** INSTRUCTIONS TO FOLLOW **
Go through the records and extract every line with the word "symbol".

** GIVEN RECORDS **
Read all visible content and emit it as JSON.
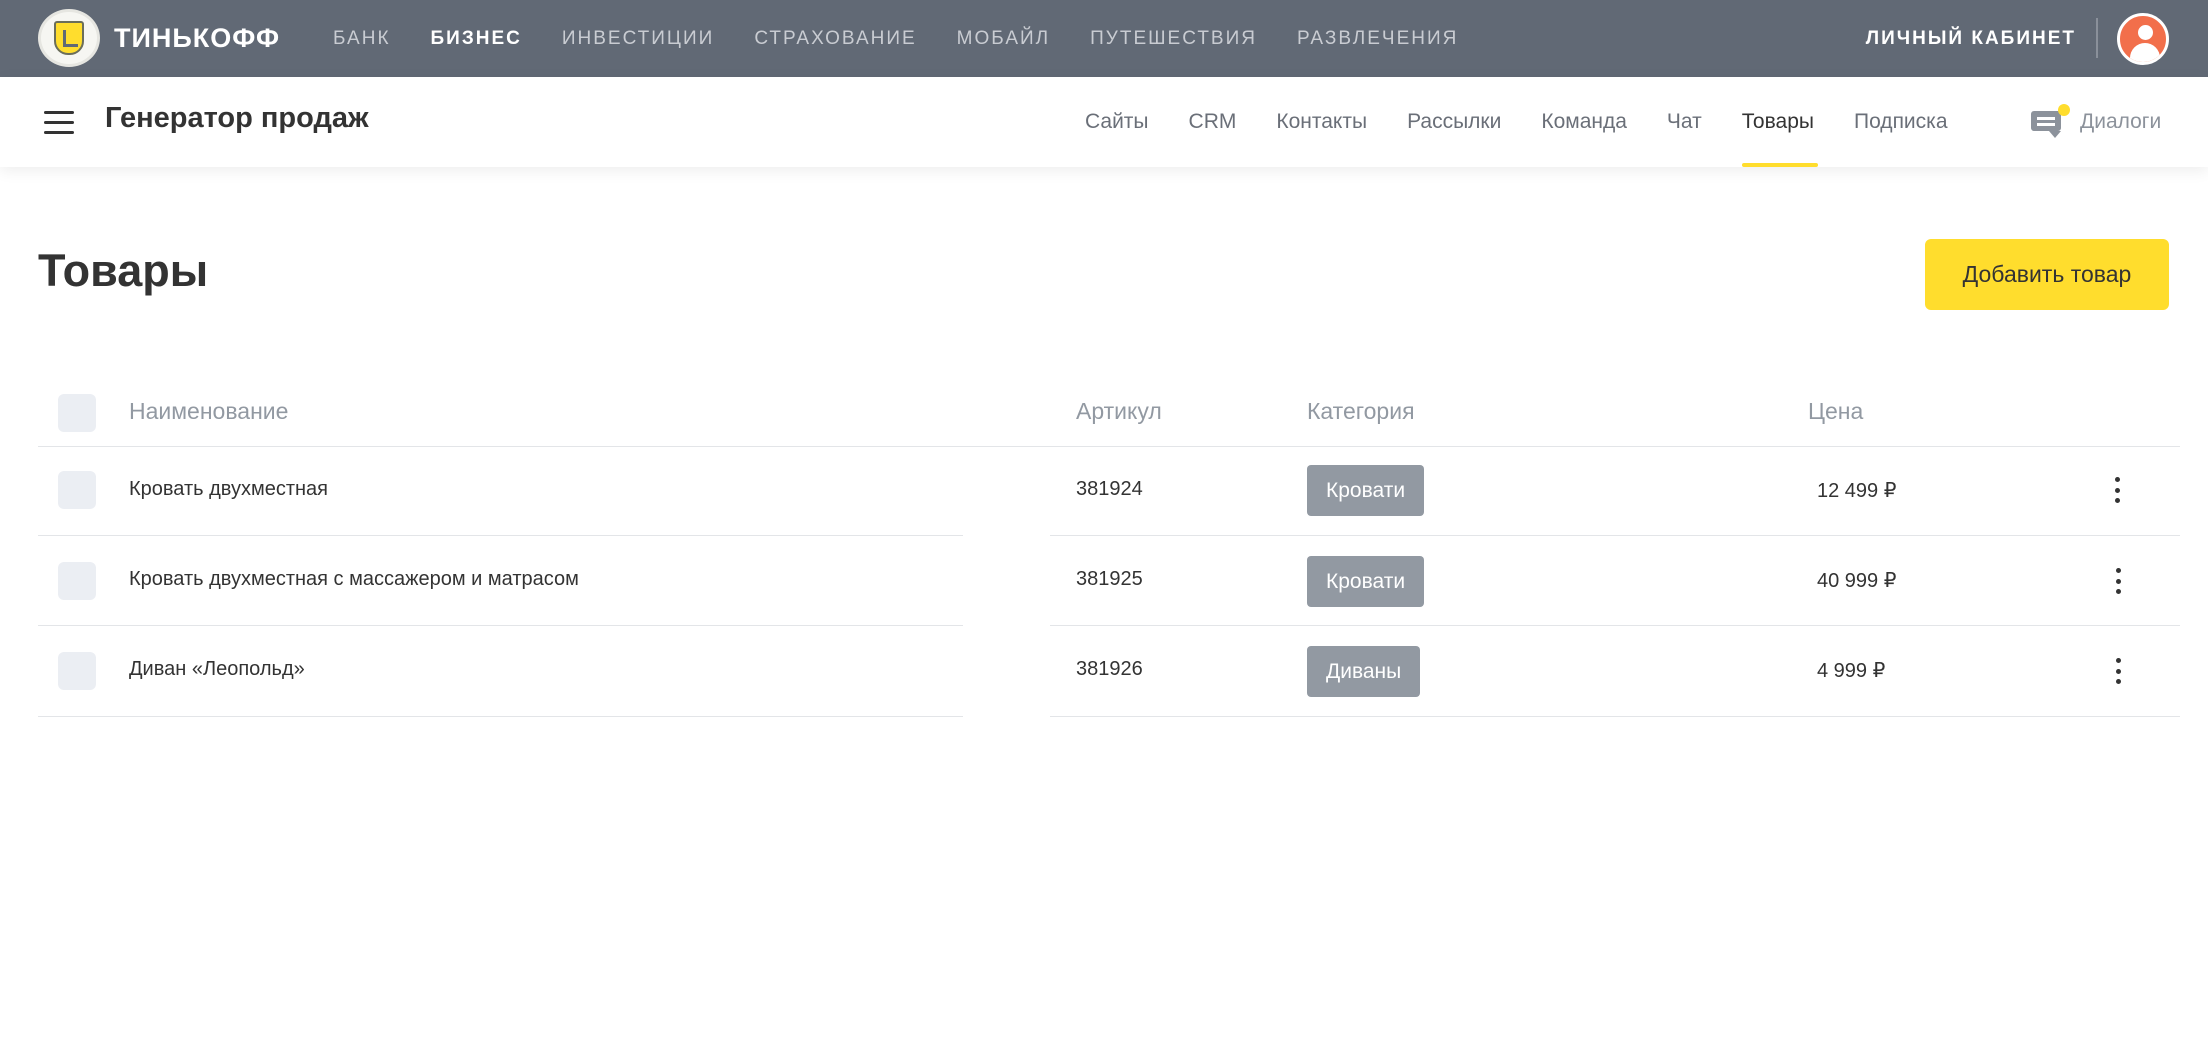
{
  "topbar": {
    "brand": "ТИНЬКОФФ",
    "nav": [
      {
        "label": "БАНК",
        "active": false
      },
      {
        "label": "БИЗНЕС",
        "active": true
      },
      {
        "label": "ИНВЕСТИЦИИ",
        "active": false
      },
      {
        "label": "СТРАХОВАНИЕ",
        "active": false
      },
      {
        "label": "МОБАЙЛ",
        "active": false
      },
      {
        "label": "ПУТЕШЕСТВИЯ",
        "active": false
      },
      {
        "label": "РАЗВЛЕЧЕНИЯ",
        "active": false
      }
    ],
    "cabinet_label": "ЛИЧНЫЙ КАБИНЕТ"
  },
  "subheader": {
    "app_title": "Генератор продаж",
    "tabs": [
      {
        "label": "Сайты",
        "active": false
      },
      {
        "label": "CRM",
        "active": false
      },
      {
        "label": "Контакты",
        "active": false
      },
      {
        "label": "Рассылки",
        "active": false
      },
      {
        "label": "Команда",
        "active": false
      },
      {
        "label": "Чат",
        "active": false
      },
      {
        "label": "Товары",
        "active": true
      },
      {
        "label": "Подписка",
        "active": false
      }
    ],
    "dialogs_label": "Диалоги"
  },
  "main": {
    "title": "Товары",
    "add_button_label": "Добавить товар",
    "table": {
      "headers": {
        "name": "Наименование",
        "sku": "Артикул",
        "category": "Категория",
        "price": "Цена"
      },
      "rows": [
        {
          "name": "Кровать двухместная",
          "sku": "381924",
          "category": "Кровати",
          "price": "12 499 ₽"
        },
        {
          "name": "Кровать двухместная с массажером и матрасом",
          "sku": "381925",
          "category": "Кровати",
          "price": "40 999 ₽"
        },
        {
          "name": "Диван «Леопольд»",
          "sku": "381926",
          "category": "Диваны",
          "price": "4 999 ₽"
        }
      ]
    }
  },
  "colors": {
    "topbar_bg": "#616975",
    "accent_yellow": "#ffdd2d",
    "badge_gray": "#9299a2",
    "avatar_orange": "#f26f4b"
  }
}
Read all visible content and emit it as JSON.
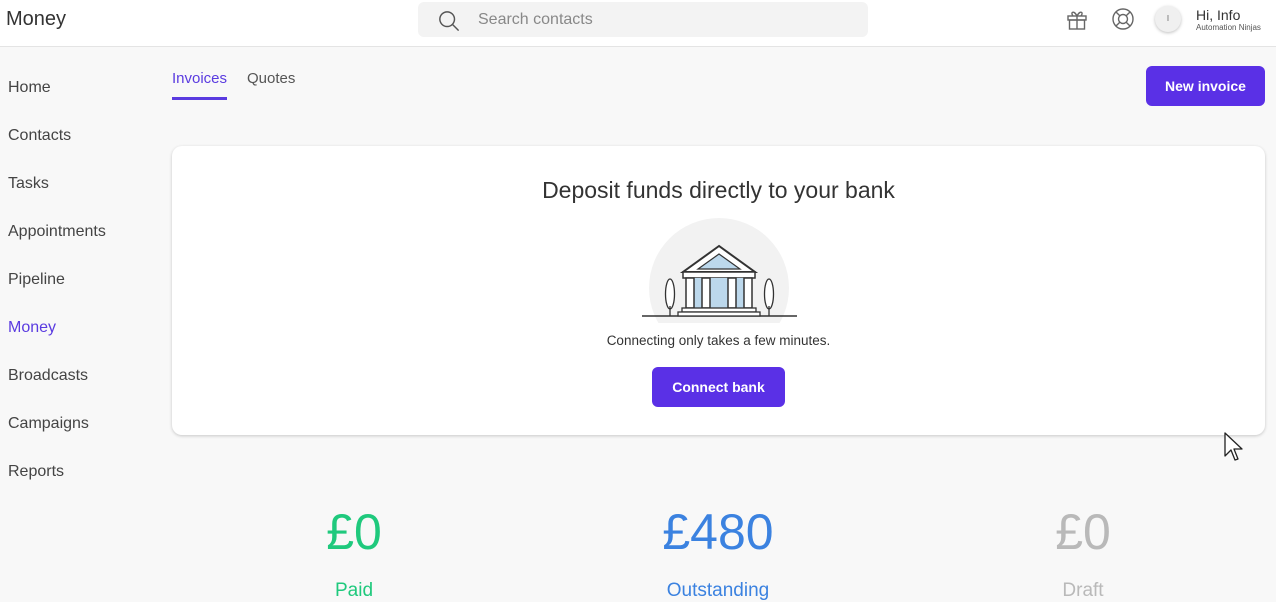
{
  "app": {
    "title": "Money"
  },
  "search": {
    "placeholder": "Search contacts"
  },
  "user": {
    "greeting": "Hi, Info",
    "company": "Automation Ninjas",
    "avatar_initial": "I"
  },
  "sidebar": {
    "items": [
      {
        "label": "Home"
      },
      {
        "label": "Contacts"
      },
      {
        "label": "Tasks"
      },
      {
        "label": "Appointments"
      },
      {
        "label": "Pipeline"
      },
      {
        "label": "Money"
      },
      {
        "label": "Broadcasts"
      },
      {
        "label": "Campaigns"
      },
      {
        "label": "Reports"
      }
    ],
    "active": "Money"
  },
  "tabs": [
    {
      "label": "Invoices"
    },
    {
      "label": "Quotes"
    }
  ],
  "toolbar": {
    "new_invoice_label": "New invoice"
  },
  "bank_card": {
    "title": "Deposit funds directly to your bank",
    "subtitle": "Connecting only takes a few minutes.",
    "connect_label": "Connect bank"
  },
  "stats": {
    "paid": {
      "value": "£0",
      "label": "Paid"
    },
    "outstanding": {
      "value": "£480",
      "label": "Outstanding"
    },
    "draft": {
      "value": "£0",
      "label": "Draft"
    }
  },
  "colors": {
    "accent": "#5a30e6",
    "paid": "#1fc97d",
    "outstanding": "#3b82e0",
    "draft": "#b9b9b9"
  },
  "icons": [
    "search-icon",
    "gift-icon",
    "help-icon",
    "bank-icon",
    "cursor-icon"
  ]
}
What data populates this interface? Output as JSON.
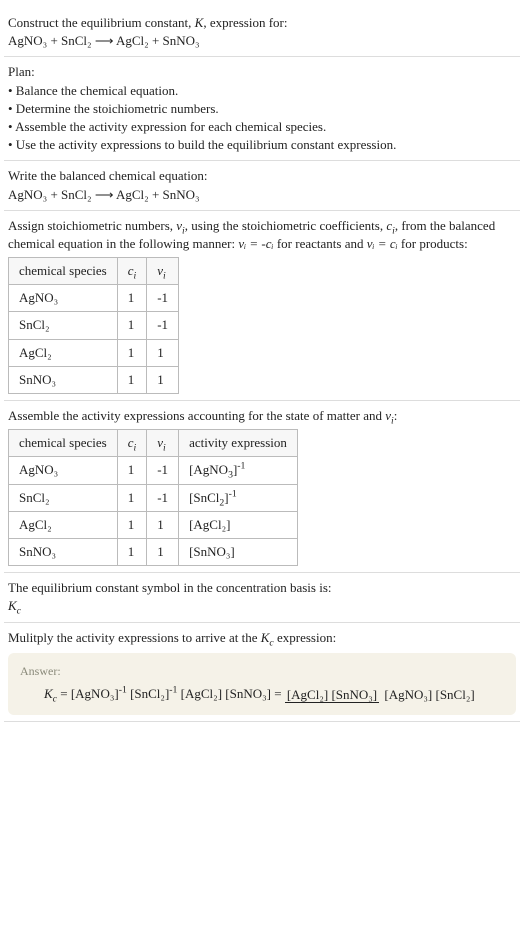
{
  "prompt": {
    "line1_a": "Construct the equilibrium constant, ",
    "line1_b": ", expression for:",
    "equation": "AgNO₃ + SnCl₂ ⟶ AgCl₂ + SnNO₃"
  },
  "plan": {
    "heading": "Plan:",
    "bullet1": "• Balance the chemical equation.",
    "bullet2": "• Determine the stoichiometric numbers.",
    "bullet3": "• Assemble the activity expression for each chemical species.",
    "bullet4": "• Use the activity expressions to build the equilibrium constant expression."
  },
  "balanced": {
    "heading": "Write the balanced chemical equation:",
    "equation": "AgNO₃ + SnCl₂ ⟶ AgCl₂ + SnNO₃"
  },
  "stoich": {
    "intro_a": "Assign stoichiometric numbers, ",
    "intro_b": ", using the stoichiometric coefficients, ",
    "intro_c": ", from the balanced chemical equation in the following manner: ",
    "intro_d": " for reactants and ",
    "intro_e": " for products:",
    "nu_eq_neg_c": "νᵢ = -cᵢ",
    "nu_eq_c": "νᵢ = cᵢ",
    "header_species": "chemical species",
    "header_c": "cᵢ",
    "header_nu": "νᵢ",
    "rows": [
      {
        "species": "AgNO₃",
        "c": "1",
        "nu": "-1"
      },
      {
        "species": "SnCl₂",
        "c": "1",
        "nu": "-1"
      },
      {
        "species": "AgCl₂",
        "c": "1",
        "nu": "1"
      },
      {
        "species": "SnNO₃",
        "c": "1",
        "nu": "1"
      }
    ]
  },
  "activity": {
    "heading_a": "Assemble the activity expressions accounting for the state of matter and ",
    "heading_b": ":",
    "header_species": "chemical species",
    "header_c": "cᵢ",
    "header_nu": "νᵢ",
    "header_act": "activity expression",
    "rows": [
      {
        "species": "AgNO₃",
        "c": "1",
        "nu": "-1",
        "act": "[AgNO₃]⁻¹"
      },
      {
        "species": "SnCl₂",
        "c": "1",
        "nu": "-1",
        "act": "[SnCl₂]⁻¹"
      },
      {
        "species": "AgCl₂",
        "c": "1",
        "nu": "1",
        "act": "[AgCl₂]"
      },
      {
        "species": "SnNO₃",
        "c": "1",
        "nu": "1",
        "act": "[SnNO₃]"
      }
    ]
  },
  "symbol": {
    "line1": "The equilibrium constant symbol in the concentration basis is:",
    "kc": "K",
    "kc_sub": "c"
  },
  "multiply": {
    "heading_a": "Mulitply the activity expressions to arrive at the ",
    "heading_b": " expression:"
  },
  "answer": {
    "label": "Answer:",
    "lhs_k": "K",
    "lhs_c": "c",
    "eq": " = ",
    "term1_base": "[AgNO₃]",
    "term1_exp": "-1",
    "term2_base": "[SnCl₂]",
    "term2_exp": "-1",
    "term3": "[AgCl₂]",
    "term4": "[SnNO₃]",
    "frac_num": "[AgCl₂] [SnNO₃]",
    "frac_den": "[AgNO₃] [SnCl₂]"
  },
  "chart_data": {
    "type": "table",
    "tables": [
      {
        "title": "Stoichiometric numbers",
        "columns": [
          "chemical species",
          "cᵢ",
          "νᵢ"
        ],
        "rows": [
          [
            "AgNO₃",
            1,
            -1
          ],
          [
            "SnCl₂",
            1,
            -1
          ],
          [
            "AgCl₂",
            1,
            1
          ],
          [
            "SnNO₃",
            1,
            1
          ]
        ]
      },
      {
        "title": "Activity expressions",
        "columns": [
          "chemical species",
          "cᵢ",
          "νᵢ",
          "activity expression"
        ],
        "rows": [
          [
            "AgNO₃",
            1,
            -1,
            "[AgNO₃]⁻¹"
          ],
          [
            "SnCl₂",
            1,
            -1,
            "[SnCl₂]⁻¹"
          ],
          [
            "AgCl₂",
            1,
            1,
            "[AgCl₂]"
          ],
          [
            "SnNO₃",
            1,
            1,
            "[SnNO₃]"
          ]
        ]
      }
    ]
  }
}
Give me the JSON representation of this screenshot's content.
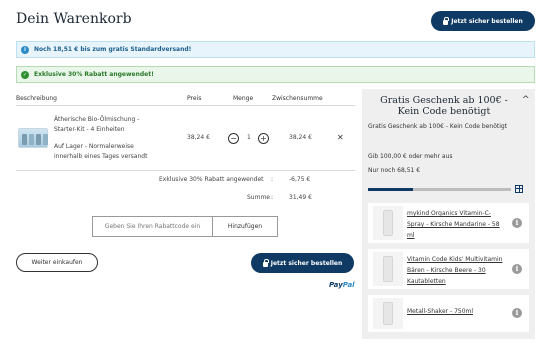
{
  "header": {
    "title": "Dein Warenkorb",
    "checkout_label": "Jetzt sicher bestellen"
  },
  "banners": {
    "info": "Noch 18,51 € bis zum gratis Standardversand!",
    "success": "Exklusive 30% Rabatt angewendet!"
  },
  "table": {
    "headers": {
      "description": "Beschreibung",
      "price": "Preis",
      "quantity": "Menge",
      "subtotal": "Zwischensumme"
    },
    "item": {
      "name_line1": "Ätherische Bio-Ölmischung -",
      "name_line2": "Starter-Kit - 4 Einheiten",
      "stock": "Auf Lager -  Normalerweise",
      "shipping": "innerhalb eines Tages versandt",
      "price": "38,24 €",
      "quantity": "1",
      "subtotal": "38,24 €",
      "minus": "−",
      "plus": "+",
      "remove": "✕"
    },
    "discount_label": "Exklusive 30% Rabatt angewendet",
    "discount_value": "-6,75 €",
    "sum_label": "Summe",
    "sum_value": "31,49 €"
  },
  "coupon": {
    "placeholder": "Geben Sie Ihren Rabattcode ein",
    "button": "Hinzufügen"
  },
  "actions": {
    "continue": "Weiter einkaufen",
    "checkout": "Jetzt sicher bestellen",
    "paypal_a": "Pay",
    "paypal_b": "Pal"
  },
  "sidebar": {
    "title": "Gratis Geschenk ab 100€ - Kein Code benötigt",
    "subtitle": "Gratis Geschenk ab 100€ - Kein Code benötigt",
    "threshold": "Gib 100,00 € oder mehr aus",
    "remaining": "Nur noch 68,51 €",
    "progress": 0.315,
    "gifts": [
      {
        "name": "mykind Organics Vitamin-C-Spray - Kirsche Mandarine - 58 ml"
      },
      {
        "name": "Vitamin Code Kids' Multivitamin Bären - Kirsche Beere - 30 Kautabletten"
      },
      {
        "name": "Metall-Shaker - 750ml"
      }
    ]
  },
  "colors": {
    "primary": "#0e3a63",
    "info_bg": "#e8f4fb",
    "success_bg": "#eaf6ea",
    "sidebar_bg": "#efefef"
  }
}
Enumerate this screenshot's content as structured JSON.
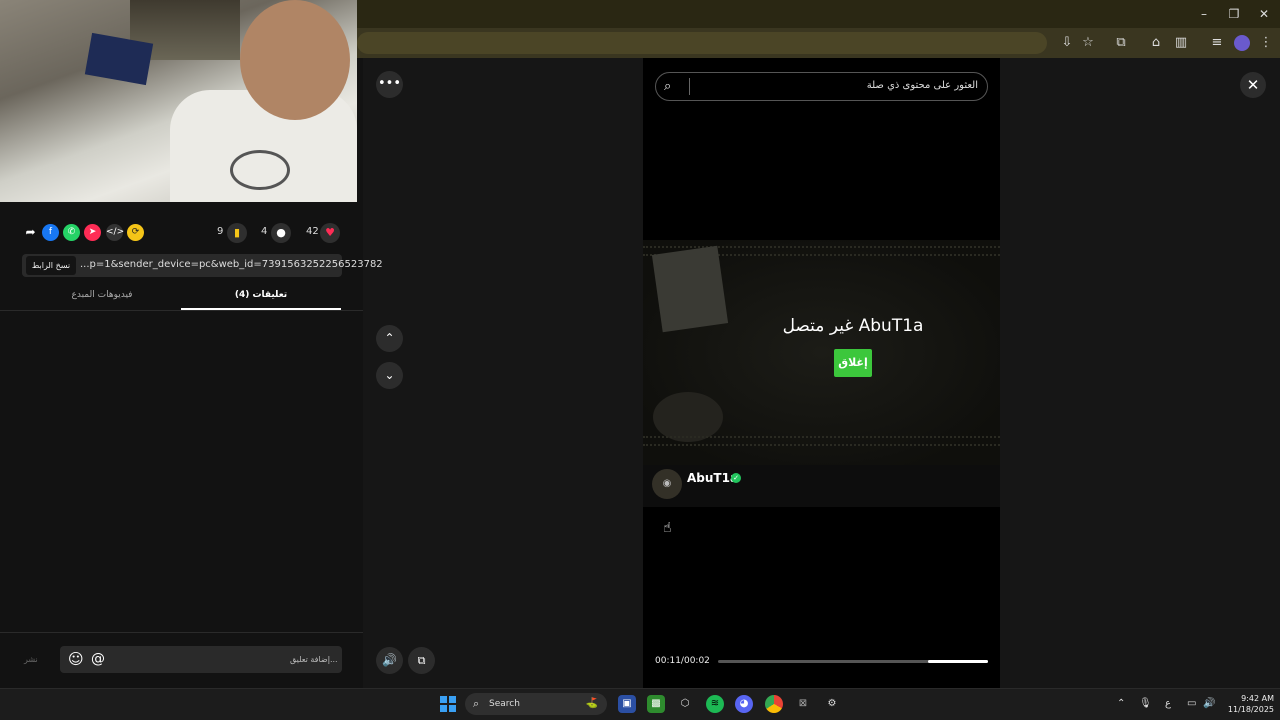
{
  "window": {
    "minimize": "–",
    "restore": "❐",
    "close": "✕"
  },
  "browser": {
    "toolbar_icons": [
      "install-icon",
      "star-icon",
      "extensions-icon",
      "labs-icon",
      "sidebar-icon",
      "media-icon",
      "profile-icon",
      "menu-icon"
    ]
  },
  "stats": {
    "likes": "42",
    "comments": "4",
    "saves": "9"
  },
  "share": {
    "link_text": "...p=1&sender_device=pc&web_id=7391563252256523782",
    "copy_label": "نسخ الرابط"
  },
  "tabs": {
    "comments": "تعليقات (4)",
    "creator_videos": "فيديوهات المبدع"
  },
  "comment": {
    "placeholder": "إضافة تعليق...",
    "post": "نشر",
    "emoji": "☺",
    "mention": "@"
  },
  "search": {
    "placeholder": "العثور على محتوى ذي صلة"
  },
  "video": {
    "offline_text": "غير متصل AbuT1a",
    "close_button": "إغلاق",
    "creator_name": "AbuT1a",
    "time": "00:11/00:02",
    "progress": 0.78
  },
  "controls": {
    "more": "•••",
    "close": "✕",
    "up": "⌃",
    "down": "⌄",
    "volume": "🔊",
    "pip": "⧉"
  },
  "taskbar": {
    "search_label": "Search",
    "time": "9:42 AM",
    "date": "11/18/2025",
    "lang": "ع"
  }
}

** REPLY **
  "symbol": {
    "line1": "The equilibrium constant symbol in the concentration basis is:",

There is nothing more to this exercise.